(What you should do):
Filter the records below for the word "this". Copy each line that holds it.

(Materials provided):
+++++

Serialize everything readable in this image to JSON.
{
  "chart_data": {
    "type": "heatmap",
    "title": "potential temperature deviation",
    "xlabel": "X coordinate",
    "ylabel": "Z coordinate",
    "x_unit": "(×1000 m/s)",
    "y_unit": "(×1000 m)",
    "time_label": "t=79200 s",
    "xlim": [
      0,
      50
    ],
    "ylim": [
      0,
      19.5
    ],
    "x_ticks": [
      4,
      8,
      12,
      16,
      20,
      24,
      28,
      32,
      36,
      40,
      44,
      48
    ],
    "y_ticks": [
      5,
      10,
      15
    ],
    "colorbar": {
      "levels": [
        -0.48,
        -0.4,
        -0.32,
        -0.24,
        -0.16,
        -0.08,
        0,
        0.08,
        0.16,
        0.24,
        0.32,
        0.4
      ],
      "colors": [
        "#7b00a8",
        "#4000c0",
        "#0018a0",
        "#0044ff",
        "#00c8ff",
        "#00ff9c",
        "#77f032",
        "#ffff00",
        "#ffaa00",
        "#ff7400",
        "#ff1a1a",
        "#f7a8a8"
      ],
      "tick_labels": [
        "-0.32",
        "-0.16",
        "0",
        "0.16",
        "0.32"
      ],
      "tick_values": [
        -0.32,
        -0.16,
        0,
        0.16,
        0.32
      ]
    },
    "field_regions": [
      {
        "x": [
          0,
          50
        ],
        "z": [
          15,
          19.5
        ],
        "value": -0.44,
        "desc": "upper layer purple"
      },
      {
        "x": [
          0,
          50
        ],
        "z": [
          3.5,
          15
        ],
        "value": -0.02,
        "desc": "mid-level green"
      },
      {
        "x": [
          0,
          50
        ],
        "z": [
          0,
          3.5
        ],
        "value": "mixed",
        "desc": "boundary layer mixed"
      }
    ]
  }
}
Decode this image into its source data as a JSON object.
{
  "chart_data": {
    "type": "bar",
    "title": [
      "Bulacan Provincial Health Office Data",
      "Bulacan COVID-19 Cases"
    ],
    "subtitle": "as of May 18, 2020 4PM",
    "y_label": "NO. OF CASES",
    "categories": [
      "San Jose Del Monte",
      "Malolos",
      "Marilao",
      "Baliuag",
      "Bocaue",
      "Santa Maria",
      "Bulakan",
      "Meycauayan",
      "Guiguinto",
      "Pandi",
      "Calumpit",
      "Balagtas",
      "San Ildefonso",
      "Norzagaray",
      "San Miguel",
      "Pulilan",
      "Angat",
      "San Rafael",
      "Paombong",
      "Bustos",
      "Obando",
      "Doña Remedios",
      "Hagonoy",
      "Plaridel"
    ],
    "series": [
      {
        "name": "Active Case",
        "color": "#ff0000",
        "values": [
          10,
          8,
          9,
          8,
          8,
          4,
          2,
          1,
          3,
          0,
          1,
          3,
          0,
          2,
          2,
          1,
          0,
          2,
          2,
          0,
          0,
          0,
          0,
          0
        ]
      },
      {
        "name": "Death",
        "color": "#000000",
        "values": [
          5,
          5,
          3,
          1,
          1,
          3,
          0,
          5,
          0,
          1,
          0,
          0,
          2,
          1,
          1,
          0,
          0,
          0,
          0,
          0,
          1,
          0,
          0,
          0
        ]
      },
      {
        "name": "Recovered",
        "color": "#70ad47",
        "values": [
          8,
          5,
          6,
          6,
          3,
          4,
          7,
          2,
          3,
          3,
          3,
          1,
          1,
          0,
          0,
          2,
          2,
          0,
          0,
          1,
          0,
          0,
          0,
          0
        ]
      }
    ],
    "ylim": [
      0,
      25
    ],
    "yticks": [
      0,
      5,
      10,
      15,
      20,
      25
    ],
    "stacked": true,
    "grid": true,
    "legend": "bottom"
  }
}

+++++

(The reply):
Serialize everything readable in this image to JSON.
Decode this image into its source data as a JSON object.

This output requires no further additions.